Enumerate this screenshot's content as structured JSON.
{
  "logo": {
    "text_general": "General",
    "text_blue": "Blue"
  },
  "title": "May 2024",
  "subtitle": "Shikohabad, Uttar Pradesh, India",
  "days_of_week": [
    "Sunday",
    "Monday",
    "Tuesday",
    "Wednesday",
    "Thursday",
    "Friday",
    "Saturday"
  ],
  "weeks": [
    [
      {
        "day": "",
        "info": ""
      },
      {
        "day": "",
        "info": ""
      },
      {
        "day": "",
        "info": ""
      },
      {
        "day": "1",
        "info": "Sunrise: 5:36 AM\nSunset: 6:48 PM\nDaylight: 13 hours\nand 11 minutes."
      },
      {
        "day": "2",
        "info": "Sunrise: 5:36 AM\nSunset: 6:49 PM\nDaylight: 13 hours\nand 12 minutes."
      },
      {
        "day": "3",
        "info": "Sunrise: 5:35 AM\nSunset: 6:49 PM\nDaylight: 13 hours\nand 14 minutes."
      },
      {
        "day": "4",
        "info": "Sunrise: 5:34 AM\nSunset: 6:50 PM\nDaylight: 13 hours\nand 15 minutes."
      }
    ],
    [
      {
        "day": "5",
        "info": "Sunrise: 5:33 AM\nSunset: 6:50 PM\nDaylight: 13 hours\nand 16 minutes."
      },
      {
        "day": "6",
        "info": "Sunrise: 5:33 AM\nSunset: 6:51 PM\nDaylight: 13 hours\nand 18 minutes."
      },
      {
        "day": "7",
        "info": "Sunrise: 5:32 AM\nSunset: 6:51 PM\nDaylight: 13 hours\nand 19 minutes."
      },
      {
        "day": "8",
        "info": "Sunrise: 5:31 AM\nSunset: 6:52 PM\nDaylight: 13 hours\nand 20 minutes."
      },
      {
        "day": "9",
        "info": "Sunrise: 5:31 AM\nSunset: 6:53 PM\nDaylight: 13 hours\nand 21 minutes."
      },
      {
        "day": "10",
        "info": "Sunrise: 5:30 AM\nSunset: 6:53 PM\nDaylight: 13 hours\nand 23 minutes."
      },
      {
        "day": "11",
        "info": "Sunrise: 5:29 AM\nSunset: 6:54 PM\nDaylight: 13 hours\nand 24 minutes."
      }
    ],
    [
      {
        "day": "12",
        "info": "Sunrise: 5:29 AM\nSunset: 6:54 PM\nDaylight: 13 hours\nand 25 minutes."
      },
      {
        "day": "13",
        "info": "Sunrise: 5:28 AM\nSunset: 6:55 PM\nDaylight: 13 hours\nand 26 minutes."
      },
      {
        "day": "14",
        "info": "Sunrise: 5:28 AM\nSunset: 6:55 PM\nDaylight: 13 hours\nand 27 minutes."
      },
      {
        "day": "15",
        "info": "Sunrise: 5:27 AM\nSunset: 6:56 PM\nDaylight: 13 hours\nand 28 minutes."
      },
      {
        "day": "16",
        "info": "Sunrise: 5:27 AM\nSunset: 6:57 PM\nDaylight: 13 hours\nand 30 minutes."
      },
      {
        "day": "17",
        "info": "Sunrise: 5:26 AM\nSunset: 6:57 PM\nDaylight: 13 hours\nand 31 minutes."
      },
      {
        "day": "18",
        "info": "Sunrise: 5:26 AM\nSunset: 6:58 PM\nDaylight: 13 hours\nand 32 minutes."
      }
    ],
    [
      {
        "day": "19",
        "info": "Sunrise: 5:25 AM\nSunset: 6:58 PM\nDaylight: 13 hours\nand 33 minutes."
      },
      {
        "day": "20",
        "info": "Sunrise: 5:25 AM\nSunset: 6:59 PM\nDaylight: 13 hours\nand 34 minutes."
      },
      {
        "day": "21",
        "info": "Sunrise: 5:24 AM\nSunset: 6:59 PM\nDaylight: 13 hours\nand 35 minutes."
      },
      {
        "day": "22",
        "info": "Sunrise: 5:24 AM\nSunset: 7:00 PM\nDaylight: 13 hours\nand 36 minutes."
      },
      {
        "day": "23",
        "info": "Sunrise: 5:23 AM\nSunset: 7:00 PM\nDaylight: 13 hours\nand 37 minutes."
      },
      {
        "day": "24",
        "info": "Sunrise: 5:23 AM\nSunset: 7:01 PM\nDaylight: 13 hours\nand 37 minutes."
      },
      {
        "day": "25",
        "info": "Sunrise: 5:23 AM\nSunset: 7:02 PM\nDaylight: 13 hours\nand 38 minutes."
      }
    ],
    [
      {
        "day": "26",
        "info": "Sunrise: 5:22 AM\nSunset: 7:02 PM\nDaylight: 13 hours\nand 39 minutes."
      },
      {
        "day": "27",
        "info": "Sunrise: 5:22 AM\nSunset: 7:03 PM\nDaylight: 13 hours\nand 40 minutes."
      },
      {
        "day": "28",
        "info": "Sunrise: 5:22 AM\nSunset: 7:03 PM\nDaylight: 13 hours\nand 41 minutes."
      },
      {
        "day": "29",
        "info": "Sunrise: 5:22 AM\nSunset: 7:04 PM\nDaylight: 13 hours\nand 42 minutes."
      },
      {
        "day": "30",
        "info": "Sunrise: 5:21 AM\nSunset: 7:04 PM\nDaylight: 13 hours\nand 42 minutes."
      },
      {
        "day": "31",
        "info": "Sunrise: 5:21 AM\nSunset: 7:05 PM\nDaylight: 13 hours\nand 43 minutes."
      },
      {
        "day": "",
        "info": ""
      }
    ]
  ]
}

--

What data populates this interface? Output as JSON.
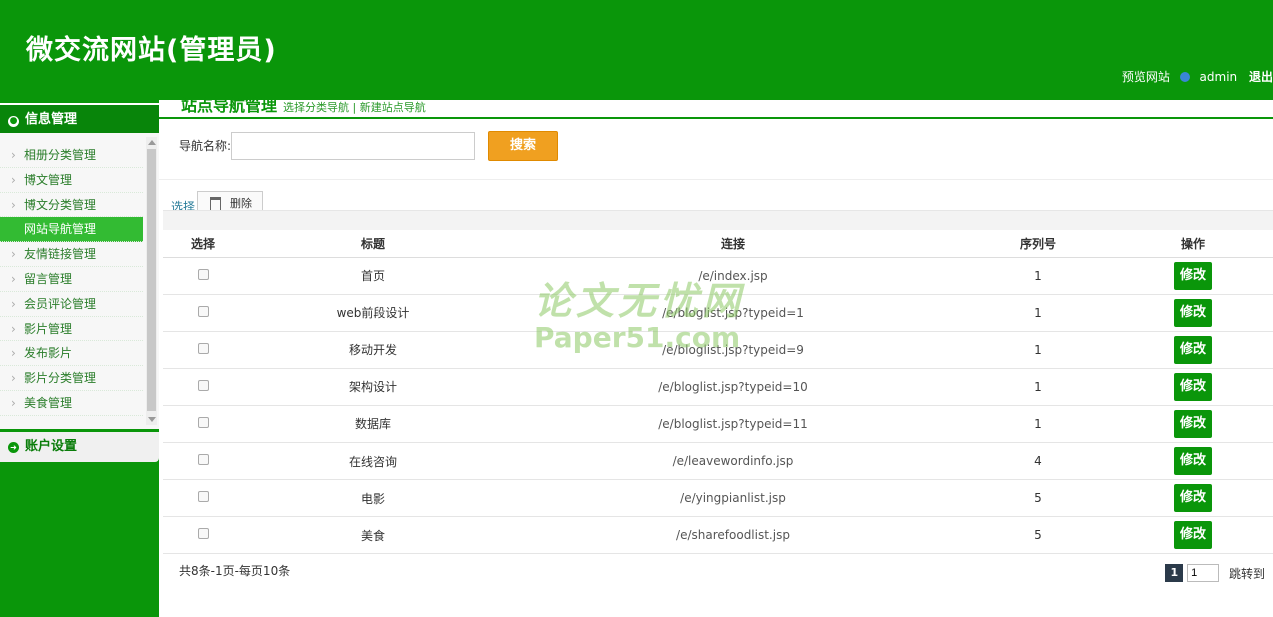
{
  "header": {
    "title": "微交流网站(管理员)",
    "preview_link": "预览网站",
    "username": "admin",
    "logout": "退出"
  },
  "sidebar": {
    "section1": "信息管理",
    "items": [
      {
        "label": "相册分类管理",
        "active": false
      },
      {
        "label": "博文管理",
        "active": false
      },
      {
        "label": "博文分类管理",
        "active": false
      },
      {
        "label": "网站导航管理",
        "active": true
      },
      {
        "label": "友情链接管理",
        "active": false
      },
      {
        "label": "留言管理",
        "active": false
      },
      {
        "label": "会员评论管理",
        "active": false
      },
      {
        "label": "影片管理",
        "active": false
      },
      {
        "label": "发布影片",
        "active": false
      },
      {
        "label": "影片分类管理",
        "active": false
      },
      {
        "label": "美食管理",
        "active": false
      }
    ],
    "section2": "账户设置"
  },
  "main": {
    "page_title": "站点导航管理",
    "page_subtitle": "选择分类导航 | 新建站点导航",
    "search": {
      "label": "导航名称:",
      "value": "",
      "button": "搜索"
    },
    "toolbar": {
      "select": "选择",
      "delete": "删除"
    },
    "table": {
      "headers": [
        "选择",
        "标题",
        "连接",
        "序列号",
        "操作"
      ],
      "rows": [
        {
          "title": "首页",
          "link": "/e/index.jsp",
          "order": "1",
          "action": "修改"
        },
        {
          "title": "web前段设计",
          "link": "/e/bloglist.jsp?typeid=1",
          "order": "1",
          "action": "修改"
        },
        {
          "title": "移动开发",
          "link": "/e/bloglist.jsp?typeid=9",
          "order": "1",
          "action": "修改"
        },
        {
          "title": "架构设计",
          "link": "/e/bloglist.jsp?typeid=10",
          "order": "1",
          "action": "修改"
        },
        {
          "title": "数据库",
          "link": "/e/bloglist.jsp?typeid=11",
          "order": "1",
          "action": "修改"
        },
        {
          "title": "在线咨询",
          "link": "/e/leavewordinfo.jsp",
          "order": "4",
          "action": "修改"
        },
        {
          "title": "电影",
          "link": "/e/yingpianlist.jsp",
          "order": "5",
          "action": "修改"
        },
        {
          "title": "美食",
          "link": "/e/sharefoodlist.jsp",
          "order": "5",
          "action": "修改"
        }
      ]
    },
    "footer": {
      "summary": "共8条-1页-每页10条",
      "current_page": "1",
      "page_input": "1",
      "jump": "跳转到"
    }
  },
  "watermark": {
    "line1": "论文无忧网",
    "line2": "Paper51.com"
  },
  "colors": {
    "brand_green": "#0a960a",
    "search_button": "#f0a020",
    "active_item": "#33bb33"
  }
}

...

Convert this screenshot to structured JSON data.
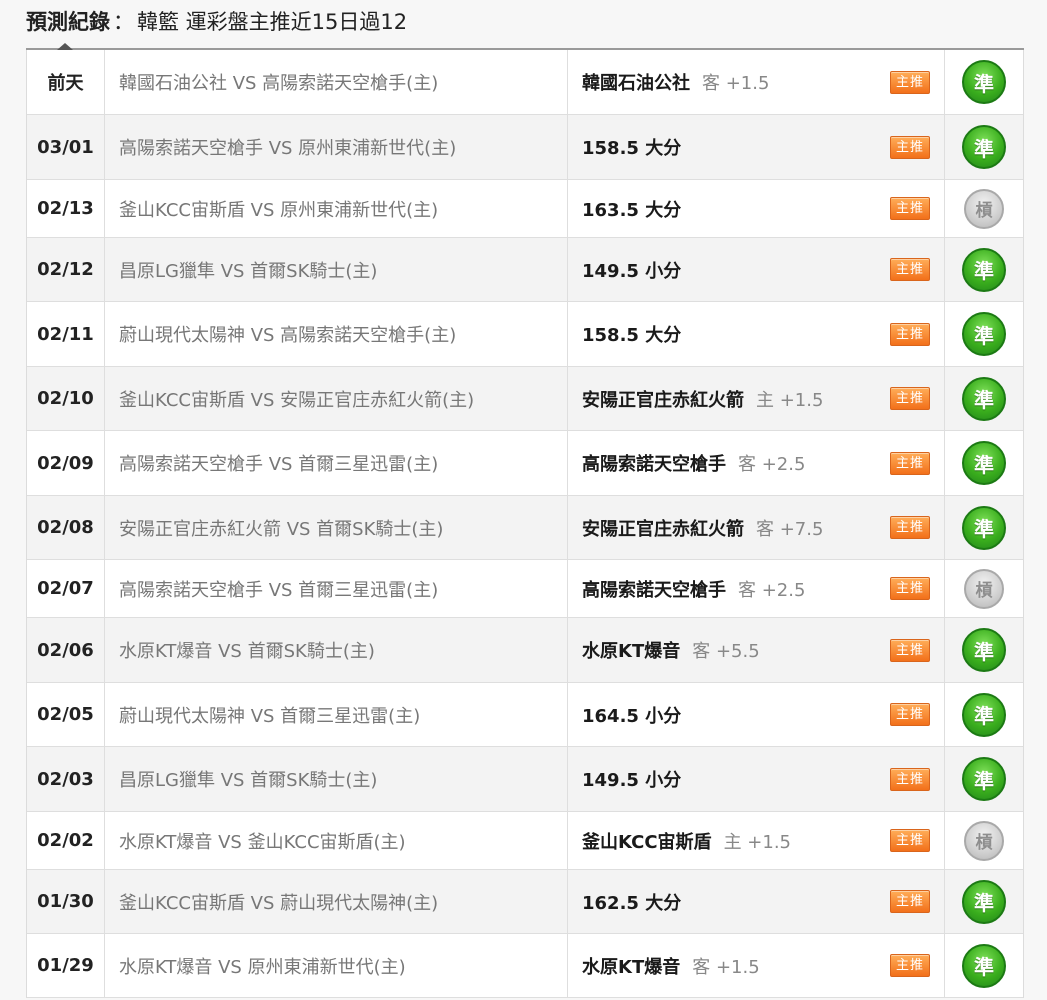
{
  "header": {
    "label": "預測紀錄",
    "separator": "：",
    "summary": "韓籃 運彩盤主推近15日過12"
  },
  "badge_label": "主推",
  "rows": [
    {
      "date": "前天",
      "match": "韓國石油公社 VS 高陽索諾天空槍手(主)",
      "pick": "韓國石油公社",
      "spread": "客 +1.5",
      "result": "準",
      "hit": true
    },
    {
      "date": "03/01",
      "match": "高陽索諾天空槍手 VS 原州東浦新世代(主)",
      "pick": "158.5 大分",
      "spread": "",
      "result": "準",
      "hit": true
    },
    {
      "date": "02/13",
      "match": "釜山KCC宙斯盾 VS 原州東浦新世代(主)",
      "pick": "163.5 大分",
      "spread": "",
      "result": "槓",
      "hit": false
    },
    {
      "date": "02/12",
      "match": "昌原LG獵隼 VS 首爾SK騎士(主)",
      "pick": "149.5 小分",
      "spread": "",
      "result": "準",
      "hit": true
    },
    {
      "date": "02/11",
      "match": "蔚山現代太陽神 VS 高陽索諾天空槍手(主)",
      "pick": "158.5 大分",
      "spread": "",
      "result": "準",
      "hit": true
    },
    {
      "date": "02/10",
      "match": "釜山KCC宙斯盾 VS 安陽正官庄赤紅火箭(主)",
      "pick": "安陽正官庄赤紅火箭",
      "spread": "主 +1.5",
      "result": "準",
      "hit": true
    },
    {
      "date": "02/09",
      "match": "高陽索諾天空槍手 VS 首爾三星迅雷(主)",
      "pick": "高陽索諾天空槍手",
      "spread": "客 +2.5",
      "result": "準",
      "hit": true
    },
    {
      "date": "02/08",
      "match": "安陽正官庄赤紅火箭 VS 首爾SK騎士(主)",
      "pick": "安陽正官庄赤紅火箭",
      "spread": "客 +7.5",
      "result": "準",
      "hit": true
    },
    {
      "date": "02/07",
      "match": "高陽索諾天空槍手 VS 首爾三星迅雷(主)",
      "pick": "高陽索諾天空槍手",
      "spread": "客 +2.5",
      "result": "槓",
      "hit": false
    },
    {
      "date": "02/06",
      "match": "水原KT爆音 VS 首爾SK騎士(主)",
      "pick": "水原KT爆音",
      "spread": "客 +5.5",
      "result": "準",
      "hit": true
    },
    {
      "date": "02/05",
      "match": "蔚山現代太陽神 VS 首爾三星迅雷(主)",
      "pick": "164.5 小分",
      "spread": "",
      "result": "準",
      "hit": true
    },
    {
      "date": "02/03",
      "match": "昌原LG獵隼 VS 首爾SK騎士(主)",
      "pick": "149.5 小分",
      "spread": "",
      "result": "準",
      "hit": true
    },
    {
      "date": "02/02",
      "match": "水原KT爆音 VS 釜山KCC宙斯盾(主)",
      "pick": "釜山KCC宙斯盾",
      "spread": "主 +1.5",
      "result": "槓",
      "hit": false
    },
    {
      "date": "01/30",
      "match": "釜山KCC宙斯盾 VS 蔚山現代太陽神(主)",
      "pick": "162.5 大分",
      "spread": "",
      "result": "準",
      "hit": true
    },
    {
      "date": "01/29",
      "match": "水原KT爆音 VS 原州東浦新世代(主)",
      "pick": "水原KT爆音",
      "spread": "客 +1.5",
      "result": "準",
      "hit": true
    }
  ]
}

WHAT THE EXERCISE ASKS: Copy each line that contains the word "bloglist".

TASK ANSWER:
          "link": "/e/bloglist.jsp?typeid=1",
          "link": "/e/bloglist.jsp?typeid=9",
          "link": "/e/bloglist.jsp?typeid=10",
          "link": "/e/bloglist.jsp?typeid=11",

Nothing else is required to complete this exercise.